- [Task to complete]:
Scan the records below for the word "book" and give only the number of lines that hold it.

Data excerpts
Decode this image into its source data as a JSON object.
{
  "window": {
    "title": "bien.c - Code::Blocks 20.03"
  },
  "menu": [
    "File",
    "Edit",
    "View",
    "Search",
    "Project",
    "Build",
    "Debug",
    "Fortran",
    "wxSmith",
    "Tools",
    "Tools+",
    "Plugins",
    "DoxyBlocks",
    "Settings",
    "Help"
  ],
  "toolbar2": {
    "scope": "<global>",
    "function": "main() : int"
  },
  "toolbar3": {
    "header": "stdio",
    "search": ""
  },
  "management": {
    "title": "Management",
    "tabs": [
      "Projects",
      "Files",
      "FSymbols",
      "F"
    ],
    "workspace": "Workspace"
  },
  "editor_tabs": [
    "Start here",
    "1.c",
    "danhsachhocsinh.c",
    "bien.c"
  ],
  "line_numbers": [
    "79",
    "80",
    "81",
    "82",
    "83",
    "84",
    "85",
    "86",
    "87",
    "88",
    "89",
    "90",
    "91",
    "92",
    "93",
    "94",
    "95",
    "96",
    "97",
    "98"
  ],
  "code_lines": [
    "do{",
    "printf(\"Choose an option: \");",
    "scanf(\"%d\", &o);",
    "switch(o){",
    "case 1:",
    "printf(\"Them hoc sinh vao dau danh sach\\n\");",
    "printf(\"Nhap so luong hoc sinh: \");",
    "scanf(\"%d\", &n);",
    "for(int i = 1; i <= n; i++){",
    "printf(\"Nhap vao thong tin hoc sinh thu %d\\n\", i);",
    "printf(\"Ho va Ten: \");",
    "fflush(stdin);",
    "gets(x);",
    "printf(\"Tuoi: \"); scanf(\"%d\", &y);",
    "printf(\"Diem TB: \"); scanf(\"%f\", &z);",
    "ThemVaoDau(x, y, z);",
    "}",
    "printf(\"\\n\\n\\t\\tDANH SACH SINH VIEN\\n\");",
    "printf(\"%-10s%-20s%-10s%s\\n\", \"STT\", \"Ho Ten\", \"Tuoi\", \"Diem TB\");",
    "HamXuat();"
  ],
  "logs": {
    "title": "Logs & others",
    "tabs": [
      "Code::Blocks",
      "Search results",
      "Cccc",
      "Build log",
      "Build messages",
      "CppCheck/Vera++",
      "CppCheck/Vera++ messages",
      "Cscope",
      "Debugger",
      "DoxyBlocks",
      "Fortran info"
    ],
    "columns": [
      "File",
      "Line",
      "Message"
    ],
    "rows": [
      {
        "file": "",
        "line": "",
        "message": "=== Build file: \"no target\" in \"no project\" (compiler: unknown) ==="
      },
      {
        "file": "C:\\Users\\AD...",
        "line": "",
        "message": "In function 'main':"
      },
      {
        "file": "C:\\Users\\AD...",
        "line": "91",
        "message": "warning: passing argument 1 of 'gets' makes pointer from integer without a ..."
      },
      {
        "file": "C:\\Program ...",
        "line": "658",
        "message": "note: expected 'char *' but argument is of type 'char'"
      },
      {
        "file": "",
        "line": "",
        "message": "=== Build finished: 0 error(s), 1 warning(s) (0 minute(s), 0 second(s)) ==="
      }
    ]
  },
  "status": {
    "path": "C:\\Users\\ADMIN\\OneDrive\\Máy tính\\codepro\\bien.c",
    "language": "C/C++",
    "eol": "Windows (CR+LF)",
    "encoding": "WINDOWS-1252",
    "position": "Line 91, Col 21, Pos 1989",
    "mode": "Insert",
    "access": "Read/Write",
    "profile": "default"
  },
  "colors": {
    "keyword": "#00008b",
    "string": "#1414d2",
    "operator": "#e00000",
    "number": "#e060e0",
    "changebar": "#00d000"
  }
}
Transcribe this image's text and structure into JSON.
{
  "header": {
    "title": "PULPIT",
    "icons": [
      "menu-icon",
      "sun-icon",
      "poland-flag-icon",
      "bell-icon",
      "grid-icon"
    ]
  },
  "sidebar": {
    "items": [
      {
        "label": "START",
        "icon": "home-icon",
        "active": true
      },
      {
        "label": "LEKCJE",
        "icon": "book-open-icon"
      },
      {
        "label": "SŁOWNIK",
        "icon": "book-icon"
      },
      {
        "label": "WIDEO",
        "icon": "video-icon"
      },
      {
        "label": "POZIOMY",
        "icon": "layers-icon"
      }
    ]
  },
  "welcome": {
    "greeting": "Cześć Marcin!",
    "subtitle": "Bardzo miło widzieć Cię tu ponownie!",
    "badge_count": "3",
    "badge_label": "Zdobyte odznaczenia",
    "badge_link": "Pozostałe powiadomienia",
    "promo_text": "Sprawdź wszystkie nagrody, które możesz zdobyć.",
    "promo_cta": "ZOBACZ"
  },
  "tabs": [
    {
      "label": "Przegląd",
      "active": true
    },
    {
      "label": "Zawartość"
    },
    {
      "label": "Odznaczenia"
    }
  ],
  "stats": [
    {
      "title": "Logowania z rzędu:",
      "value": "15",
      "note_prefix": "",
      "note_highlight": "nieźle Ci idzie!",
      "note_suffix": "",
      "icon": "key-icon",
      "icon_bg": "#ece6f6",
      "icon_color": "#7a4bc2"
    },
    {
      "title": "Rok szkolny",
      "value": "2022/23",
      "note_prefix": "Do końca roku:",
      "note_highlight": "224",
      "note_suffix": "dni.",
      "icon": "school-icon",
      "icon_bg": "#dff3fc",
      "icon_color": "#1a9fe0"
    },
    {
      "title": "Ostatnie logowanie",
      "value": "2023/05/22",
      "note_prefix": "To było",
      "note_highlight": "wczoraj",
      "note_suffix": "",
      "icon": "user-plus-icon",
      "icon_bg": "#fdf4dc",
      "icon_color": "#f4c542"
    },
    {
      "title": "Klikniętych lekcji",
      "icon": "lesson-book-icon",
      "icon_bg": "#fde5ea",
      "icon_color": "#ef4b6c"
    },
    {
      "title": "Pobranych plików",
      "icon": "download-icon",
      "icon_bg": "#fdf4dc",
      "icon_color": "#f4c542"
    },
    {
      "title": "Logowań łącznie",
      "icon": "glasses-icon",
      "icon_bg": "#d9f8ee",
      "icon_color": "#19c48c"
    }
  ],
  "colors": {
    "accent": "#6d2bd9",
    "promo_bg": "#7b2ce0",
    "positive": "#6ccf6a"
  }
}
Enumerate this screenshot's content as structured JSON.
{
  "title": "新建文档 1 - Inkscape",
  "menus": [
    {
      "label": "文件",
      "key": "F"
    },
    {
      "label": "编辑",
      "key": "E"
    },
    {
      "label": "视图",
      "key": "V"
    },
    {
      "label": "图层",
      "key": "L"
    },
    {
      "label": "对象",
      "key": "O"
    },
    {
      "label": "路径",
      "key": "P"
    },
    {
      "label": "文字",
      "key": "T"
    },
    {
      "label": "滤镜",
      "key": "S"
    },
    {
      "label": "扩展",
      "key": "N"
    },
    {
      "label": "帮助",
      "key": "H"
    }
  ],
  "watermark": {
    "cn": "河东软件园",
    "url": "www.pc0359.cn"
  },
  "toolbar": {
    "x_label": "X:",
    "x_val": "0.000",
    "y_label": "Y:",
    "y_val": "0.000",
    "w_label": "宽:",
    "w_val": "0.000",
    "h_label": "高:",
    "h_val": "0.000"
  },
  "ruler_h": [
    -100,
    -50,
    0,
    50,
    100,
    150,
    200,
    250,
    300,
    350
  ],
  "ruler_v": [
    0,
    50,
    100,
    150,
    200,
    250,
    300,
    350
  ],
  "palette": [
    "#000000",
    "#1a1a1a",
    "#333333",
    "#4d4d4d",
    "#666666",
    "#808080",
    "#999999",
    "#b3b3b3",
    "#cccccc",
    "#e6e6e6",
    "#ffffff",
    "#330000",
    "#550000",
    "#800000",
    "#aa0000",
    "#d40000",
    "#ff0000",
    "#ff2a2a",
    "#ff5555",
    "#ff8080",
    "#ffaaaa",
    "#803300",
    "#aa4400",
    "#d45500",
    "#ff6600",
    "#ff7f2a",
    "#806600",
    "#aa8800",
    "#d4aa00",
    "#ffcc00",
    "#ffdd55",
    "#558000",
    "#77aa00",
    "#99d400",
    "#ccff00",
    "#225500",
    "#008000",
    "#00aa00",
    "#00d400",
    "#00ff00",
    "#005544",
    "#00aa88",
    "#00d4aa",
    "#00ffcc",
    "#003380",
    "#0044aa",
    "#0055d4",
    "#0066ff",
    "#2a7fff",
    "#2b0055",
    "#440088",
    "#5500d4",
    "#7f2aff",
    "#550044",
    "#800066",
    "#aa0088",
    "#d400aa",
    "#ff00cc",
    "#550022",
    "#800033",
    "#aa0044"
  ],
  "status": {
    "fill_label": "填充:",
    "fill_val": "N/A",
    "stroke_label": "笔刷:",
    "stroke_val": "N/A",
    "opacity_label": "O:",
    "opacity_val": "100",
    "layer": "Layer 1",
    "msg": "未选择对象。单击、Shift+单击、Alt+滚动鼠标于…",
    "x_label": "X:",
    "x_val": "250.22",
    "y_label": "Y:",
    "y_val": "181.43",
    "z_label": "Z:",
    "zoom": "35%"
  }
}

- [Exercise output]:
3